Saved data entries
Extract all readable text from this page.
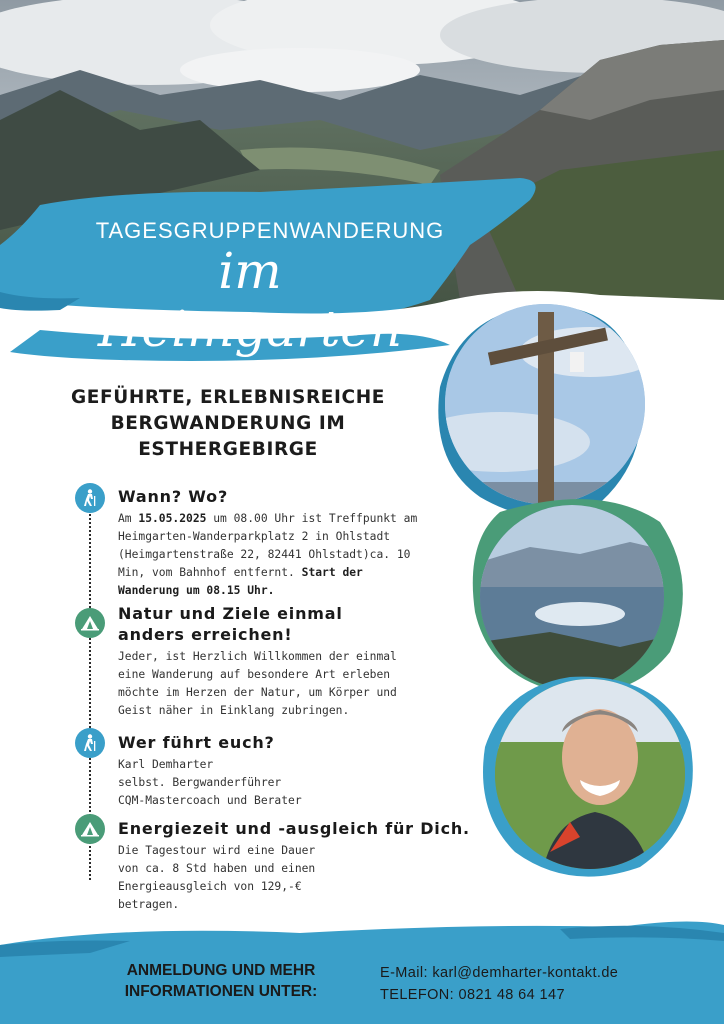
TAGESGRUPPENWANDERUNG
im Heimgarten
GEFÜHRTE, ERLEBNISREICHE
BERGWANDERUNG IM
ESTHERGEBIRGE
Wann? Wo?
Am 15.05.2025 um 08.00 Uhr ist Treffpunkt am
Heimgarten-Wanderparkplatz 2 in Ohlstadt
(Heimgartenstraße 22, 82441 Ohlstadt)ca. 10
Min, vom Bahnhof entfernt. Start der
Wanderung um 08.15 Uhr.
Natur und Ziele einmal
anders erreichen!
Jeder, ist Herzlich Willkommen der einmal
eine Wanderung auf besondere Art erleben
möchte im Herzen der Natur, um Körper und
Geist näher in Einklang zubringen.
Wer führt euch?
Karl Demharter
selbst. Bergwanderführer
CQM-Mastercoach und Berater
Energiezeit und -ausgleich für Dich.
Die Tagestour wird eine Dauer
von ca. 8 Std haben und einen
Energieausgleich von 129,-€
betragen.
ANMELDUNG UND MEHR
INFORMATIONEN UNTER:
E-Mail: karl@demharter-kontakt.de
TELEFON: 0821 48 64 147
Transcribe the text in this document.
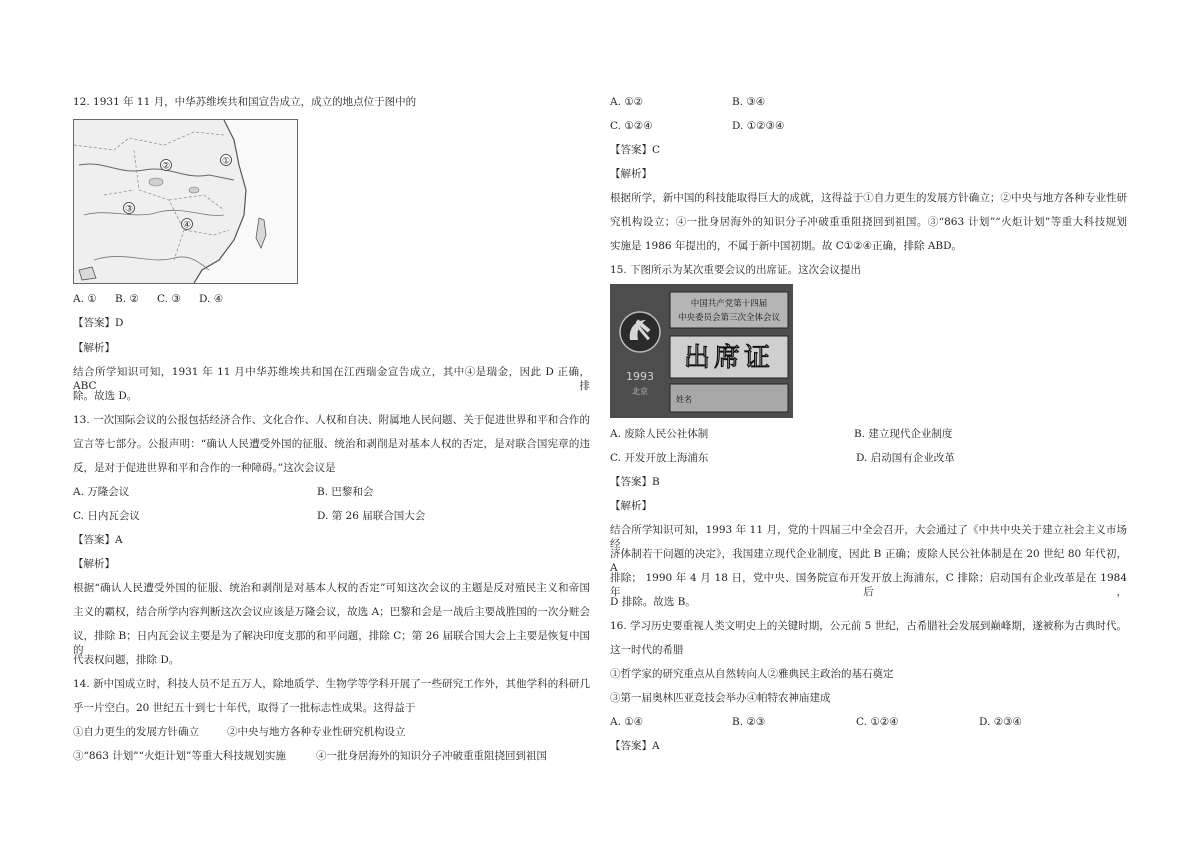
12. 1931 年 11 月，中华苏维埃共和国宣告成立，成立的地点位于图中的
①
②
③
④
A. ① B. ② C. ③ D. ④
【答案】D
【解析】
结合所学知识可知，1931 年 11 月中华苏维埃共和国在江西瑞金宣告成立，其中④是瑞金，因此 D 正确，ABC 排
除。故选 D。
13. 一次国际会议的公报包括经济合作、文化合作、人权和自决、附属地人民问题、关于促进世界和平和合作的
宣言等七部分。公报声明：“确认人民遭受外国的征服、统治和剥削是对基本人权的否定，是对联合国宪章的违
反，是对于促进世界和平和合作的一种障碍。”这次会议是
A. 万隆会议	B. 巴黎和会
C. 日内瓦会议	D. 第 26 届联合国大会
【答案】A
【解析】
根据“确认人民遭受外国的征服、统治和剥削是对基本人权的否定”可知这次会议的主题是反对殖民主义和帝国
主义的霸权，结合所学内容判断这次会议应该是万隆会议，故选 A；巴黎和会是一战后主要战胜国的一次分赃会
议，排除 B；日内瓦会议主要是为了解决印度支那的和平问题，排除 C；第 26 届联合国大会上主要是恢复中国的
代表权问题，排除 D。
14. 新中国成立时，科技人员不足五万人，除地质学、生物学等学科开展了一些研究工作外，其他学科的科研几
乎一片空白。20 世纪五十到七十年代，取得了一批标志性成果。这得益于
①自力更生的发展方针确立	②中央与地方各种专业性研究机构设立
③“863 计划”“火炬计划”等重大科技规划实施	④一批身居海外的知识分子冲破重重阻挠回到祖国
A. ①②	B. ③④
C. ①②④	D. ①②③④
【答案】C
【解析】
根据所学，新中国的科技能取得巨大的成就，这得益于①自力更生的发展方针确立；②中央与地方各种专业性研
究机构设立；④一批身居海外的知识分子冲破重重阻挠回到祖国。③“863 计划”“火炬计划”等重大科技规划
实施是 1986 年提出的，不属于新中国初期。故 C①②④正确，排除 ABD。
15. 下图所示为某次重要会议的出席证。这次会议提出
中国共产党第十四届
中央委员会第三次全体会议
出席证
姓名
1993
北京
A. 废除人民公社体制	B. 建立现代企业制度
C. 开发开放上海浦东	D. 启动国有企业改革
【答案】B
【解析】
结合所学知识可知，1993 年 11 月，党的十四届三中全会召开，大会通过了《中共中央关于建立社会主义市场经
济体制若干问题的决定》，我国建立现代企业制度，因此 B 正确；废除人民公社体制是在 20 世纪 80 年代初，A
排除； 1990 年 4 月 18 日，党中央、国务院宣布开发开放上海浦东，C 排除；启动国有企业改革是在 1984 年后，
D 排除。故选 B。
16. 学习历史要重视人类文明史上的关键时期，公元前 5 世纪，古希腊社会发展到巅峰期，遂被称为古典时代。
这一时代的希腊
①哲学家的研究重点从自然转向人②雅典民主政治的基石奠定
③第一届奥林匹亚竞技会举办④帕特农神庙建成
A. ①④	B. ②③	C. ①②④	D. ②③④
【答案】A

*WHAT YOU NEED TO DO*
Write out all the entries exactly, except for the pictures.

*ANSWER TO THIS PROBLEM*
Extract all readable text from this page.
TAGESGRUPPENWANDERUNG
im Heimgarten
GEFÜHRTE, ERLEBNISREICHE
BERGWANDERUNG IM
ESTHERGEBIRGE
Wann? Wo?
Am 15.05.2025 um 08.00 Uhr ist Treffpunkt am
Heimgarten-Wanderparkplatz 2 in Ohlstadt
(Heimgartenstraße 22, 82441 Ohlstadt)ca. 10
Min, vom Bahnhof entfernt. Start der
Wanderung um 08.15 Uhr.
Natur und Ziele einmal
anders erreichen!
Jeder, ist Herzlich Willkommen der einmal
eine Wanderung auf besondere Art erleben
möchte im Herzen der Natur, um Körper und
Geist näher in Einklang zubringen.
Wer führt euch?
Karl Demharter
selbst. Bergwanderführer
CQM-Mastercoach und Berater
Energiezeit und -ausgleich für Dich.
Die Tagestour wird eine Dauer
von ca. 8 Std haben und einen
Energieausgleich von 129,-€
betragen.
ANMELDUNG UND MEHR
INFORMATIONEN UNTER:
E-Mail: karl@demharter-kontakt.de
TELEFON: 0821 48 64 147
Transcribe the text in this document.
12. 1931 年 11 月，中华苏维埃共和国宣告成立，成立的地点位于图中的
①
②
③
④
A. ① B. ② C. ③ D. ④
【答案】D
【解析】
结合所学知识可知，1931 年 11 月中华苏维埃共和国在江西瑞金宣告成立，其中④是瑞金，因此 D 正确，ABC 排
除。故选 D。
13. 一次国际会议的公报包括经济合作、文化合作、人权和自决、附属地人民问题、关于促进世界和平和合作的
宣言等七部分。公报声明：“确认人民遭受外国的征服、统治和剥削是对基本人权的否定，是对联合国宪章的违
反，是对于促进世界和平和合作的一种障碍。”这次会议是
A. 万隆会议	B. 巴黎和会
C. 日内瓦会议	D. 第 26 届联合国大会
【答案】A
【解析】
根据“确认人民遭受外国的征服、统治和剥削是对基本人权的否定”可知这次会议的主题是反对殖民主义和帝国
主义的霸权，结合所学内容判断这次会议应该是万隆会议，故选 A；巴黎和会是一战后主要战胜国的一次分赃会
议，排除 B；日内瓦会议主要是为了解决印度支那的和平问题，排除 C；第 26 届联合国大会上主要是恢复中国的
代表权问题，排除 D。
14. 新中国成立时，科技人员不足五万人，除地质学、生物学等学科开展了一些研究工作外，其他学科的科研几
乎一片空白。20 世纪五十到七十年代，取得了一批标志性成果。这得益于
①自力更生的发展方针确立	②中央与地方各种专业性研究机构设立
③“863 计划”“火炬计划”等重大科技规划实施	④一批身居海外的知识分子冲破重重阻挠回到祖国
A. ①②	B. ③④
C. ①②④	D. ①②③④
【答案】C
【解析】
根据所学，新中国的科技能取得巨大的成就，这得益于①自力更生的发展方针确立；②中央与地方各种专业性研
究机构设立；④一批身居海外的知识分子冲破重重阻挠回到祖国。③“863 计划”“火炬计划”等重大科技规划
实施是 1986 年提出的，不属于新中国初期。故 C①②④正确，排除 ABD。
15. 下图所示为某次重要会议的出席证。这次会议提出
中国共产党第十四届
中央委员会第三次全体会议
出席证
姓名
1993
北京
A. 废除人民公社体制	B. 建立现代企业制度
C. 开发开放上海浦东	D. 启动国有企业改革
【答案】B
【解析】
结合所学知识可知，1993 年 11 月，党的十四届三中全会召开，大会通过了《中共中央关于建立社会主义市场经
济体制若干问题的决定》，我国建立现代企业制度，因此 B 正确；废除人民公社体制是在 20 世纪 80 年代初，A
排除； 1990 年 4 月 18 日，党中央、国务院宣布开发开放上海浦东，C 排除；启动国有企业改革是在 1984 年后，
D 排除。故选 B。
16. 学习历史要重视人类文明史上的关键时期，公元前 5 世纪，古希腊社会发展到巅峰期，遂被称为古典时代。
这一时代的希腊
①哲学家的研究重点从自然转向人②雅典民主政治的基石奠定
③第一届奥林匹亚竞技会举办④帕特农神庙建成
A. ①④	B. ②③	C. ①②④	D. ②③④
【答案】A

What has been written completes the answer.